* Working data
--- start ---
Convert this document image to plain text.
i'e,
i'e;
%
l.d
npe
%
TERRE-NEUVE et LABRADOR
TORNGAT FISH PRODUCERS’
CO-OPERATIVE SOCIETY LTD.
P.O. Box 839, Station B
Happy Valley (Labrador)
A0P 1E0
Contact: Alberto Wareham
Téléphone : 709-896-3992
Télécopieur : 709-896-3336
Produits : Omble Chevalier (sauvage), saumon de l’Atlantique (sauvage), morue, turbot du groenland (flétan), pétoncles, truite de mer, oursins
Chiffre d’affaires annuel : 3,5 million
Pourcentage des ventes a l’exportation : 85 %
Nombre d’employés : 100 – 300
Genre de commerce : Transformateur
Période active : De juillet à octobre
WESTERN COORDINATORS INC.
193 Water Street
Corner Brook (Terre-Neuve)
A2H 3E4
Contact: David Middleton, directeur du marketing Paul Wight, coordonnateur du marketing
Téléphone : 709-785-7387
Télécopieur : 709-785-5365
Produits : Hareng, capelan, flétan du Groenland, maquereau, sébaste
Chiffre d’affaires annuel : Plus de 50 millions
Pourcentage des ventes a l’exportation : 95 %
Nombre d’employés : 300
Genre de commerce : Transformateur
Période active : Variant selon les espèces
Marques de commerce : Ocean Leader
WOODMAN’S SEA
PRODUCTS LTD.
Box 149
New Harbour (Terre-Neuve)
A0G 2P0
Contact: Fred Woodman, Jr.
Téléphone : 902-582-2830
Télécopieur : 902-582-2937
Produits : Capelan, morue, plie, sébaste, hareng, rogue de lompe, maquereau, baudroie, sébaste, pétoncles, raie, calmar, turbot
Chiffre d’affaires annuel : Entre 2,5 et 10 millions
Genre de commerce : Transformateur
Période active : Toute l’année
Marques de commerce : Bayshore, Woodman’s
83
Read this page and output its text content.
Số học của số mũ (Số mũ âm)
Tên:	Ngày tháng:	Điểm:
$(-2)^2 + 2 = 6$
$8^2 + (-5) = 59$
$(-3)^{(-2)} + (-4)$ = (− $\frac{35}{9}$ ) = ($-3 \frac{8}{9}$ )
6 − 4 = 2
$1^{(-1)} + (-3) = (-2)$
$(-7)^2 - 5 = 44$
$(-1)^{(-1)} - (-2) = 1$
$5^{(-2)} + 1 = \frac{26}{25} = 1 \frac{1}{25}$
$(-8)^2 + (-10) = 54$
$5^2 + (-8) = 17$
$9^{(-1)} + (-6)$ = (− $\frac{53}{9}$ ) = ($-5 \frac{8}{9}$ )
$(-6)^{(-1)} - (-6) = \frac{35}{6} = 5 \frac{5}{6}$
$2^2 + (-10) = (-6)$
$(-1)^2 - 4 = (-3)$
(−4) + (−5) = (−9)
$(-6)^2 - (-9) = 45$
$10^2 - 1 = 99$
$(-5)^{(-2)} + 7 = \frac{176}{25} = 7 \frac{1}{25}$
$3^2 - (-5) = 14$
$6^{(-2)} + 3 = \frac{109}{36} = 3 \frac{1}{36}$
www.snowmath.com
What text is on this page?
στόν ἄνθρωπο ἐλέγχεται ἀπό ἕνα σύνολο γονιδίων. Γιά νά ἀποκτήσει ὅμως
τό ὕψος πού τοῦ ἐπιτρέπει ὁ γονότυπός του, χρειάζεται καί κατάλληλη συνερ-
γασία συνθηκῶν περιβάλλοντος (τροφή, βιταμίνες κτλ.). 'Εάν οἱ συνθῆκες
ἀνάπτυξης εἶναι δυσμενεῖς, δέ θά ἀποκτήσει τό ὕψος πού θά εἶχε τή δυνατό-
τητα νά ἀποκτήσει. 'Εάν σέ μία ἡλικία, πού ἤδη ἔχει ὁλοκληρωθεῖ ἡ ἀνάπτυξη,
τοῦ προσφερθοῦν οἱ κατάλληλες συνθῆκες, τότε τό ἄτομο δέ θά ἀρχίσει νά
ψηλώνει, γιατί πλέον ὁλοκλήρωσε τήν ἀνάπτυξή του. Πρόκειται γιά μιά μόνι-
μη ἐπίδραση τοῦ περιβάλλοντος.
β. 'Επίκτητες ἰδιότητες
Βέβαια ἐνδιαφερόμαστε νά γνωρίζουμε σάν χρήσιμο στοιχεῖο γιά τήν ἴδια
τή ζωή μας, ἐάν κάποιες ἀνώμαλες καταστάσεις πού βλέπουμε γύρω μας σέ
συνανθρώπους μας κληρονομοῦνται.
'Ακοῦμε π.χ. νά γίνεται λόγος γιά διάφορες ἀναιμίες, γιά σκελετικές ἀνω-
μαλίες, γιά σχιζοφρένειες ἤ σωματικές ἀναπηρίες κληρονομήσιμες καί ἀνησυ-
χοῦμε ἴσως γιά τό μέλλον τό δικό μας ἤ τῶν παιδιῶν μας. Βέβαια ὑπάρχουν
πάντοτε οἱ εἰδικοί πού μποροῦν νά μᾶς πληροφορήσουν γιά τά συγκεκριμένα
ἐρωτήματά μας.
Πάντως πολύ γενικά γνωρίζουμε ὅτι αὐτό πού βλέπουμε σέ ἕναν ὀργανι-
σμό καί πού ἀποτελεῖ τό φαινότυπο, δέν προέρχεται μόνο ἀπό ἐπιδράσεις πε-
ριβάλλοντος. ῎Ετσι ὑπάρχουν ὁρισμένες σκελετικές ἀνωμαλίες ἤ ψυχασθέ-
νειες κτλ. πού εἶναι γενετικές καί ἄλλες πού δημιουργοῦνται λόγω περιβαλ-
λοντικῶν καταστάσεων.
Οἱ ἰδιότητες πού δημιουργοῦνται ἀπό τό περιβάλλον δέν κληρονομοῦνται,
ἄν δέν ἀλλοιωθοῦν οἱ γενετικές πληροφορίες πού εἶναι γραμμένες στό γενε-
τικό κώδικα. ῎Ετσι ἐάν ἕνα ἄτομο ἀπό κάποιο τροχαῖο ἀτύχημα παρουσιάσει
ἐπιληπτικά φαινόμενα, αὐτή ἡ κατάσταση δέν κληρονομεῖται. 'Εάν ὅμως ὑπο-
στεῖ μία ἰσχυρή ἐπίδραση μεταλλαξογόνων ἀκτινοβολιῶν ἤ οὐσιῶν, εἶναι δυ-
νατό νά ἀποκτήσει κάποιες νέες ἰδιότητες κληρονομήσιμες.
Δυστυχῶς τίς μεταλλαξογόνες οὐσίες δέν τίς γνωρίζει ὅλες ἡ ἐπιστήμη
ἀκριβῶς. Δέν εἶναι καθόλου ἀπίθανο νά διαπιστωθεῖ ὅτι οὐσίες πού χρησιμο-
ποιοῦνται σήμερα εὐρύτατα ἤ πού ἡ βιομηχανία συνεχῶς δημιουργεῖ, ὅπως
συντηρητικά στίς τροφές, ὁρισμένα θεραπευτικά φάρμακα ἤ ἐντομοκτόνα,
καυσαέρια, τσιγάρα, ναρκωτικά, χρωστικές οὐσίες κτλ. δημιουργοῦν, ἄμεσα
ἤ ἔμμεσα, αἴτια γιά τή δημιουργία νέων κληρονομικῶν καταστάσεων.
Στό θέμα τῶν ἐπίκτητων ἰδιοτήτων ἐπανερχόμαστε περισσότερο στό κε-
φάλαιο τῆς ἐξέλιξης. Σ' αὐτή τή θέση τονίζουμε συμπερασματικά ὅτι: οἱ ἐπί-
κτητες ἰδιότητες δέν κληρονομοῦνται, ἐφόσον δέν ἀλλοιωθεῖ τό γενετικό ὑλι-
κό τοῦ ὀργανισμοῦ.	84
--- end ---
* The request
Go through the records and copy each line with "ἄτομο" in it.

* Complete answer
τοῦ προσφερθοῦν οἱ κατάλληλες συνθῆκες, τότε τό ἄτομο δέ θά ἀρχίσει νά
τικό κώδικα. ῎Ετσι ἐάν ἕνα ἄτομο ἀπό κάποιο τροχαῖο ἀτύχημα παρουσιάσει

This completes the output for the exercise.